- Task details -
With the pictures omitted, write out the entries that follow exactly as they stand.
#### Material shown ####
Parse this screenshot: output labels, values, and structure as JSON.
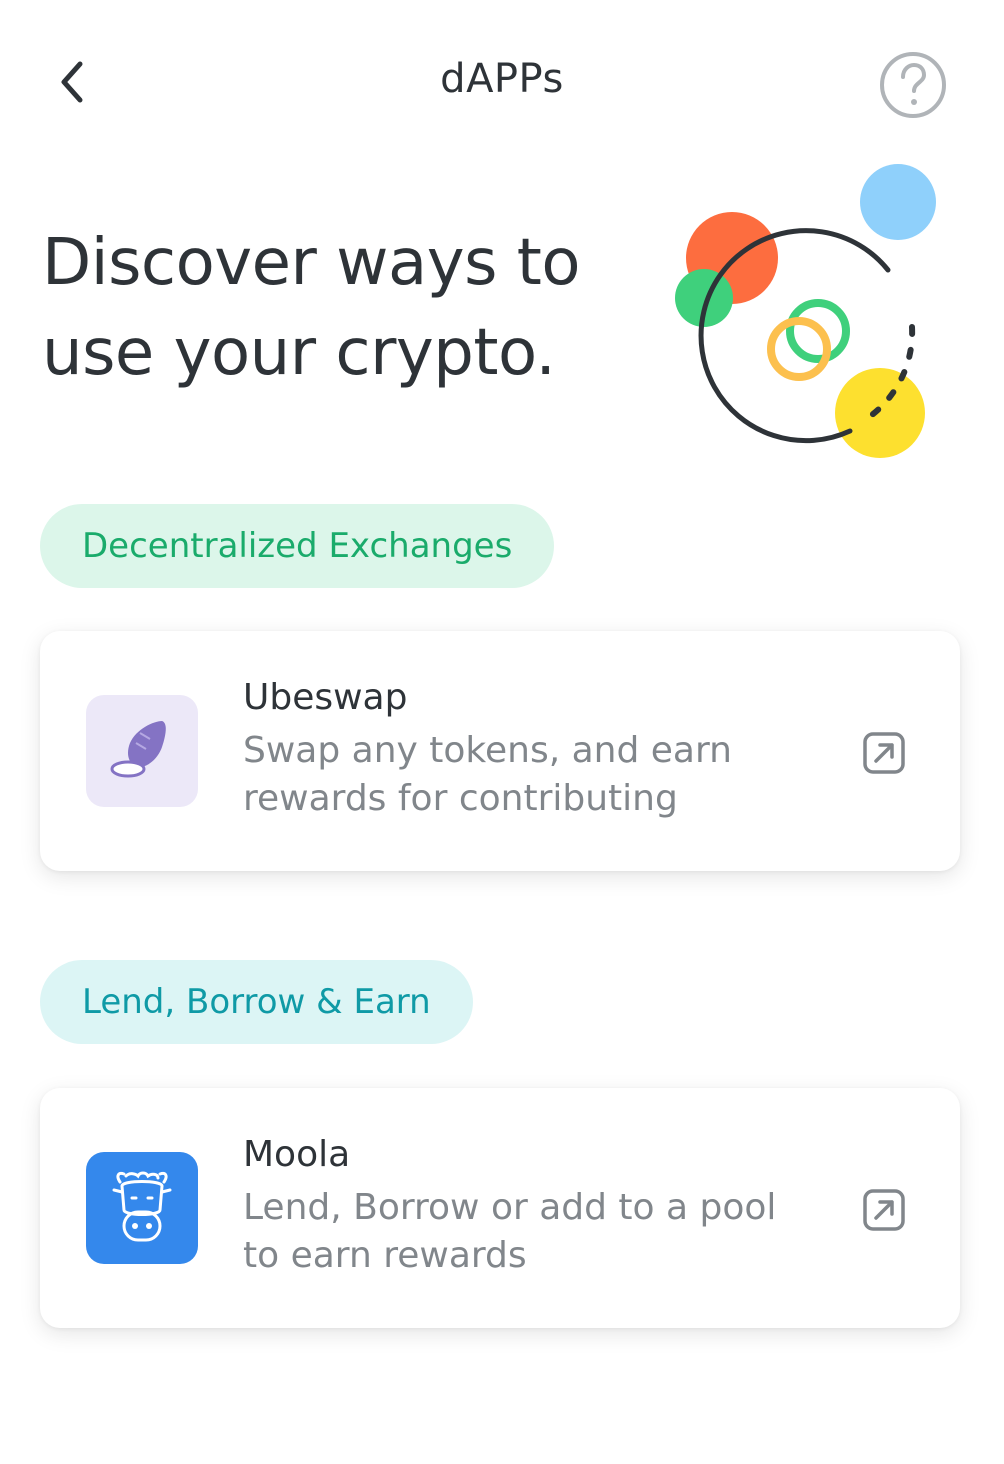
{
  "header": {
    "title": "dAPPs"
  },
  "hero": {
    "line1": "Discover ways to",
    "line2": "use your crypto."
  },
  "categories": [
    {
      "label": "Decentralized Exchanges",
      "dapps": [
        {
          "name": "Ubeswap",
          "description": "Swap any tokens, and earn rewards for contributing",
          "icon": "ubeswap-logo"
        }
      ]
    },
    {
      "label": "Lend, Borrow & Earn",
      "dapps": [
        {
          "name": "Moola",
          "description": "Lend, Borrow or add to a pool to earn rewards",
          "icon": "moola-cow-logo"
        }
      ]
    }
  ],
  "icons": {
    "back": "chevron-left-icon",
    "help": "question-circle-icon",
    "open": "external-link-icon"
  },
  "colors": {
    "dex_pill_bg": "#dcf6ea",
    "dex_pill_text": "#1aab6b",
    "lend_pill_bg": "#dcf5f5",
    "lend_pill_text": "#0f9aa6",
    "moola_blue": "#3488ec"
  }
}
####
- The answer -
Parse this screenshot: output labels, values, and structure as JSON.
{
  "header": {
    "title": "dAPPs"
  },
  "hero": {
    "line1": "Discover ways to",
    "line2": "use your crypto."
  },
  "categories": [
    {
      "label": "Decentralized Exchanges",
      "dapps": [
        {
          "name": "Ubeswap",
          "description": "Swap any tokens, and earn rewards for contributing",
          "icon": "ubeswap-logo"
        }
      ]
    },
    {
      "label": "Lend, Borrow & Earn",
      "dapps": [
        {
          "name": "Moola",
          "description": "Lend, Borrow or add to a pool to earn rewards",
          "icon": "moola-cow-logo"
        }
      ]
    }
  ],
  "icons": {
    "back": "chevron-left-icon",
    "help": "question-circle-icon",
    "open": "external-link-icon"
  },
  "colors": {
    "dex_pill_bg": "#dcf6ea",
    "dex_pill_text": "#1aab6b",
    "lend_pill_bg": "#dcf5f5",
    "lend_pill_text": "#0f9aa6",
    "moola_blue": "#3488ec"
  }
}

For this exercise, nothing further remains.